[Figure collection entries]
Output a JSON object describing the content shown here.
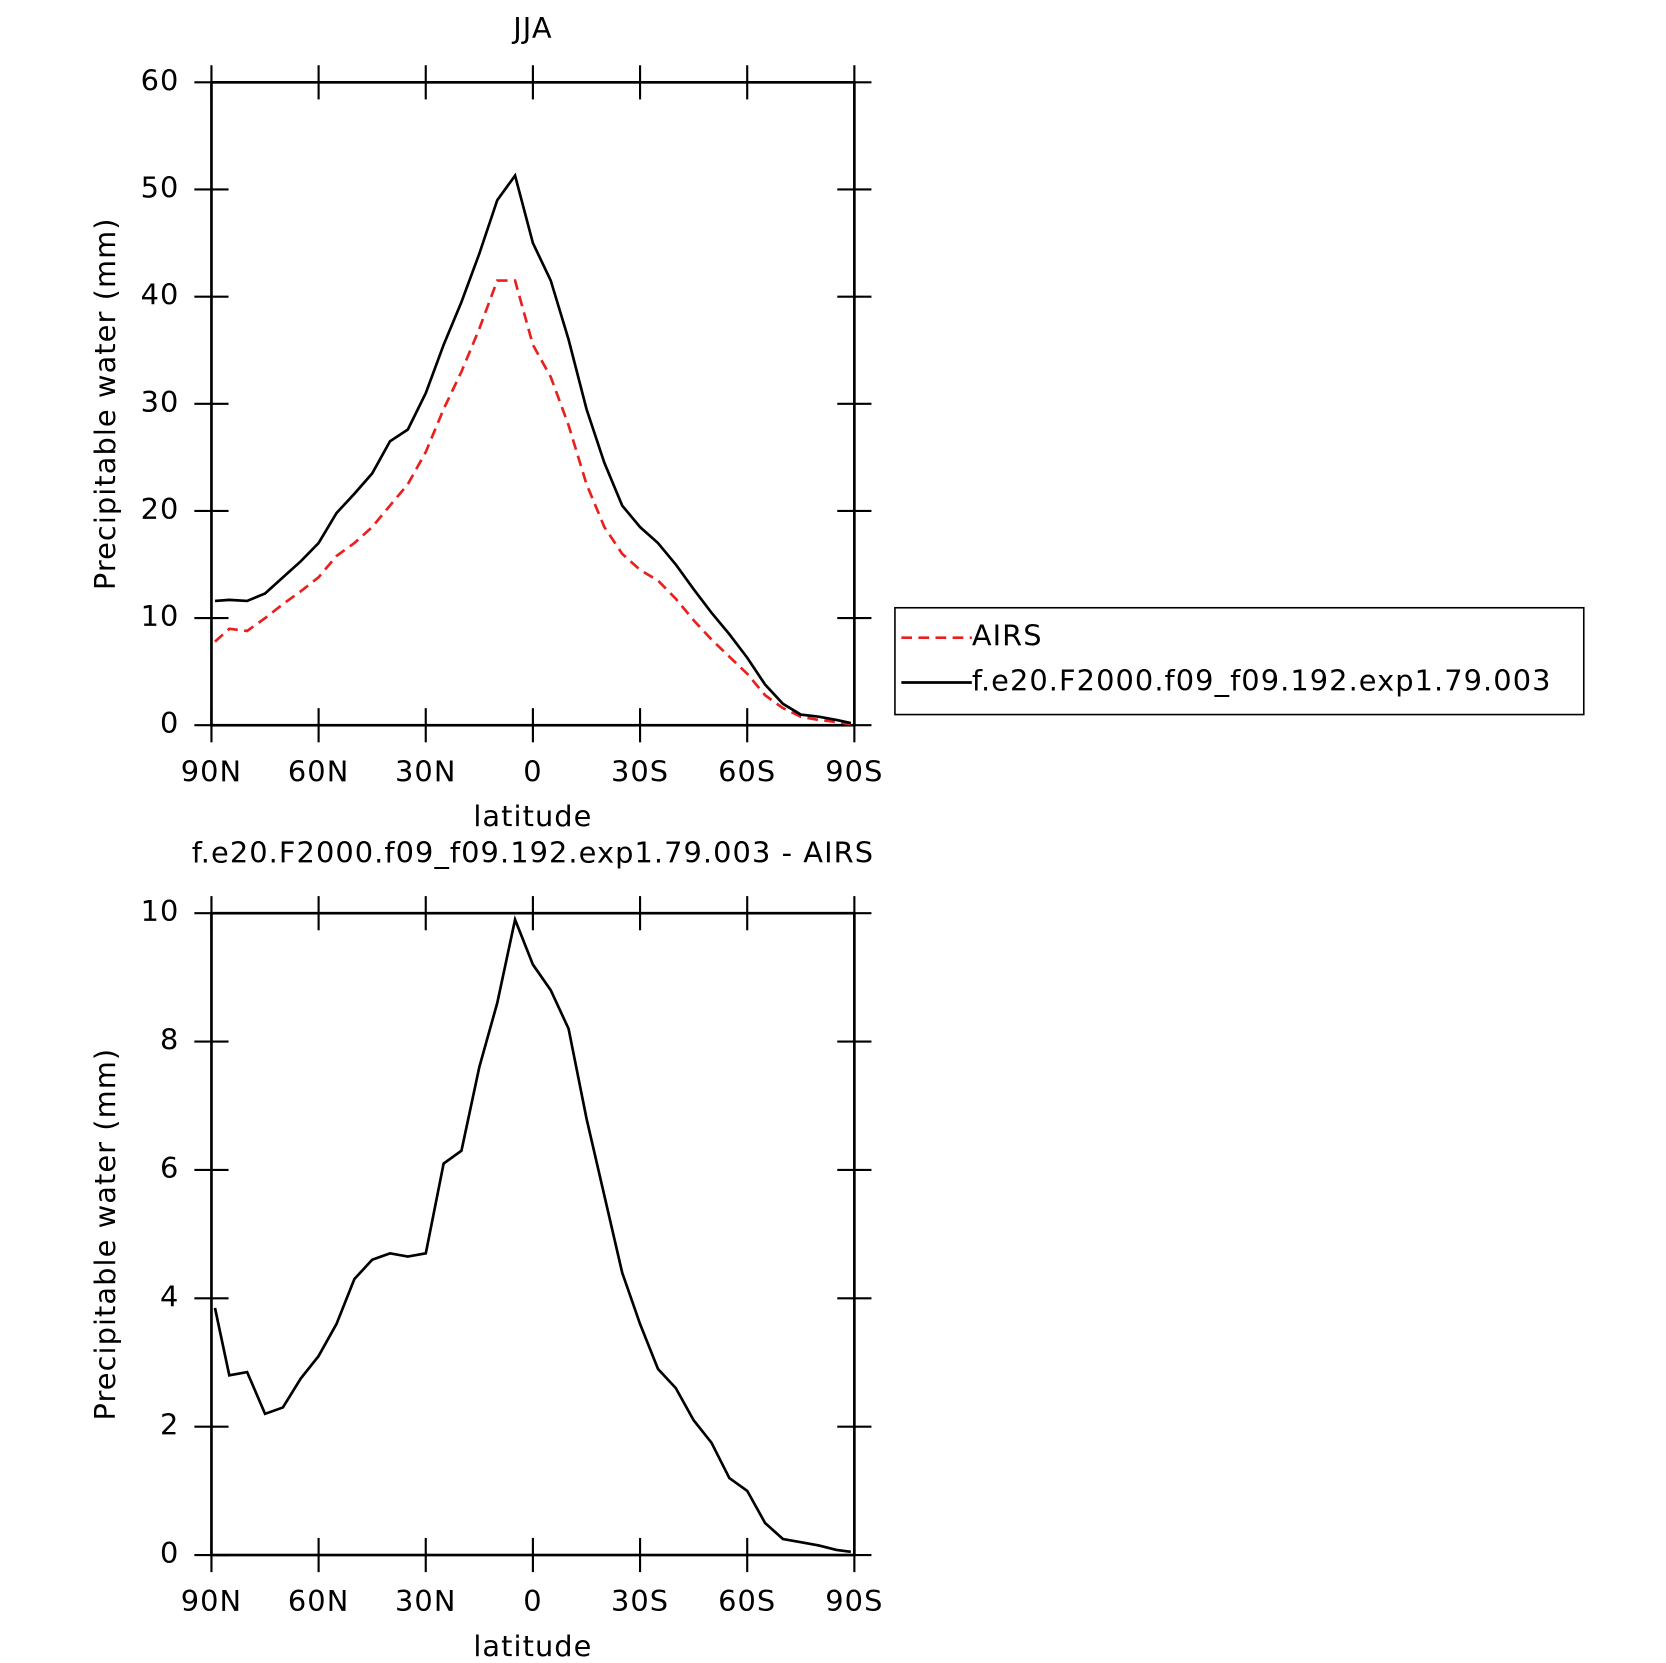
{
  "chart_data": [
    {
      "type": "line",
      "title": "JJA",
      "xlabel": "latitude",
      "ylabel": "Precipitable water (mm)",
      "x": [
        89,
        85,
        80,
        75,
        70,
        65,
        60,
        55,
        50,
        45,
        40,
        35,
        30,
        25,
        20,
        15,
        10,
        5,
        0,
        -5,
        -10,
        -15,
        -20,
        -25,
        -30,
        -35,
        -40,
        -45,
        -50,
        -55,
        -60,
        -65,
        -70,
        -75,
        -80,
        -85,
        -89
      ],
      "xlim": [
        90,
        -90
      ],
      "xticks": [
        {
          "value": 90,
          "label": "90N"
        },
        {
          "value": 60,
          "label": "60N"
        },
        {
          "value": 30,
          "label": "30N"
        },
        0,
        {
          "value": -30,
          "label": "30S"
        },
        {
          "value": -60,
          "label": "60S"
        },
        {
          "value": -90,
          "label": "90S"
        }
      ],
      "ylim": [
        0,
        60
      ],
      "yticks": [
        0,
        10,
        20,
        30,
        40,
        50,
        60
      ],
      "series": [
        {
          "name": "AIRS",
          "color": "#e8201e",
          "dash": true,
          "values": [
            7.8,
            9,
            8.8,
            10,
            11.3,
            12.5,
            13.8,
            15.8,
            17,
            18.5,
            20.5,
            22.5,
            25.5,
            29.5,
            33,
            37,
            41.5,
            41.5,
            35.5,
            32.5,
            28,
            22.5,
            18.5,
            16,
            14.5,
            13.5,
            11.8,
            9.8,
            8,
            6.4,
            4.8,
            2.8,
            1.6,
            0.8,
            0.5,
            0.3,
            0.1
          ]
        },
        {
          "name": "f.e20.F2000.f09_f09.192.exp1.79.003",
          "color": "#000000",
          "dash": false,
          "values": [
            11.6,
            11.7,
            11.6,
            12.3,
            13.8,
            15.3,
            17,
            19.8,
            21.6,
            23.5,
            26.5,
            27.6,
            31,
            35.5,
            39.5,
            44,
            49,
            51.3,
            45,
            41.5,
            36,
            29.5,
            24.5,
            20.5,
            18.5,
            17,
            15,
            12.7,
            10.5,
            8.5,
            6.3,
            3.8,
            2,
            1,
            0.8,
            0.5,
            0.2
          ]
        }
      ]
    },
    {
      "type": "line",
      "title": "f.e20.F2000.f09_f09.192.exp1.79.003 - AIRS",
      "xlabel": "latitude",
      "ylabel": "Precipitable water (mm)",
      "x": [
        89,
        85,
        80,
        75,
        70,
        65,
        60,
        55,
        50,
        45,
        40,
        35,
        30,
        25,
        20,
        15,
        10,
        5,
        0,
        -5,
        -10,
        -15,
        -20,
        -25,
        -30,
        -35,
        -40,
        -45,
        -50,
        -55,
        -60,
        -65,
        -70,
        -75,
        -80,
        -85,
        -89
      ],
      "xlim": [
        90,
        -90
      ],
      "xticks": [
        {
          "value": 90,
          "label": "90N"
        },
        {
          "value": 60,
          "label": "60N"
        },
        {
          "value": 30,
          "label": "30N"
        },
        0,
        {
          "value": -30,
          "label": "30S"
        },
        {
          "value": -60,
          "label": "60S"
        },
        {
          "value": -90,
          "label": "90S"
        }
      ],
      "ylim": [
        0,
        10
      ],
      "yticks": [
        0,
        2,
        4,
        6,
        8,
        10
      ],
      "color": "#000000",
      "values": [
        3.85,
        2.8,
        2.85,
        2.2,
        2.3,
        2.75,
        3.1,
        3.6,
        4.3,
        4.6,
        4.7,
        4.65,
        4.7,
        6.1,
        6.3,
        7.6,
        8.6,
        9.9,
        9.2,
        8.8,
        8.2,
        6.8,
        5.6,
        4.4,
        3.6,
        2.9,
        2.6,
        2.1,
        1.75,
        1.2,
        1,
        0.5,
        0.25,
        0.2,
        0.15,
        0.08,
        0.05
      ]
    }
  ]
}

The exercise:
Drop the images and quote the entries word for word.

Answer to the task:
Output a JSON object describing the content shown here.
{
  "chart_data": [
    {
      "type": "line",
      "title": "JJA",
      "xlabel": "latitude",
      "ylabel": "Precipitable water (mm)",
      "x": [
        89,
        85,
        80,
        75,
        70,
        65,
        60,
        55,
        50,
        45,
        40,
        35,
        30,
        25,
        20,
        15,
        10,
        5,
        0,
        -5,
        -10,
        -15,
        -20,
        -25,
        -30,
        -35,
        -40,
        -45,
        -50,
        -55,
        -60,
        -65,
        -70,
        -75,
        -80,
        -85,
        -89
      ],
      "xlim": [
        90,
        -90
      ],
      "xticks": [
        {
          "value": 90,
          "label": "90N"
        },
        {
          "value": 60,
          "label": "60N"
        },
        {
          "value": 30,
          "label": "30N"
        },
        0,
        {
          "value": -30,
          "label": "30S"
        },
        {
          "value": -60,
          "label": "60S"
        },
        {
          "value": -90,
          "label": "90S"
        }
      ],
      "ylim": [
        0,
        60
      ],
      "yticks": [
        0,
        10,
        20,
        30,
        40,
        50,
        60
      ],
      "series": [
        {
          "name": "AIRS",
          "color": "#e8201e",
          "dash": true,
          "values": [
            7.8,
            9,
            8.8,
            10,
            11.3,
            12.5,
            13.8,
            15.8,
            17,
            18.5,
            20.5,
            22.5,
            25.5,
            29.5,
            33,
            37,
            41.5,
            41.5,
            35.5,
            32.5,
            28,
            22.5,
            18.5,
            16,
            14.5,
            13.5,
            11.8,
            9.8,
            8,
            6.4,
            4.8,
            2.8,
            1.6,
            0.8,
            0.5,
            0.3,
            0.1
          ]
        },
        {
          "name": "f.e20.F2000.f09_f09.192.exp1.79.003",
          "color": "#000000",
          "dash": false,
          "values": [
            11.6,
            11.7,
            11.6,
            12.3,
            13.8,
            15.3,
            17,
            19.8,
            21.6,
            23.5,
            26.5,
            27.6,
            31,
            35.5,
            39.5,
            44,
            49,
            51.3,
            45,
            41.5,
            36,
            29.5,
            24.5,
            20.5,
            18.5,
            17,
            15,
            12.7,
            10.5,
            8.5,
            6.3,
            3.8,
            2,
            1,
            0.8,
            0.5,
            0.2
          ]
        }
      ]
    },
    {
      "type": "line",
      "title": "f.e20.F2000.f09_f09.192.exp1.79.003 - AIRS",
      "xlabel": "latitude",
      "ylabel": "Precipitable water (mm)",
      "x": [
        89,
        85,
        80,
        75,
        70,
        65,
        60,
        55,
        50,
        45,
        40,
        35,
        30,
        25,
        20,
        15,
        10,
        5,
        0,
        -5,
        -10,
        -15,
        -20,
        -25,
        -30,
        -35,
        -40,
        -45,
        -50,
        -55,
        -60,
        -65,
        -70,
        -75,
        -80,
        -85,
        -89
      ],
      "xlim": [
        90,
        -90
      ],
      "xticks": [
        {
          "value": 90,
          "label": "90N"
        },
        {
          "value": 60,
          "label": "60N"
        },
        {
          "value": 30,
          "label": "30N"
        },
        0,
        {
          "value": -30,
          "label": "30S"
        },
        {
          "value": -60,
          "label": "60S"
        },
        {
          "value": -90,
          "label": "90S"
        }
      ],
      "ylim": [
        0,
        10
      ],
      "yticks": [
        0,
        2,
        4,
        6,
        8,
        10
      ],
      "color": "#000000",
      "values": [
        3.85,
        2.8,
        2.85,
        2.2,
        2.3,
        2.75,
        3.1,
        3.6,
        4.3,
        4.6,
        4.7,
        4.65,
        4.7,
        6.1,
        6.3,
        7.6,
        8.6,
        9.9,
        9.2,
        8.8,
        8.2,
        6.8,
        5.6,
        4.4,
        3.6,
        2.9,
        2.6,
        2.1,
        1.75,
        1.2,
        1,
        0.5,
        0.25,
        0.2,
        0.15,
        0.08,
        0.05
      ]
    }
  ]
}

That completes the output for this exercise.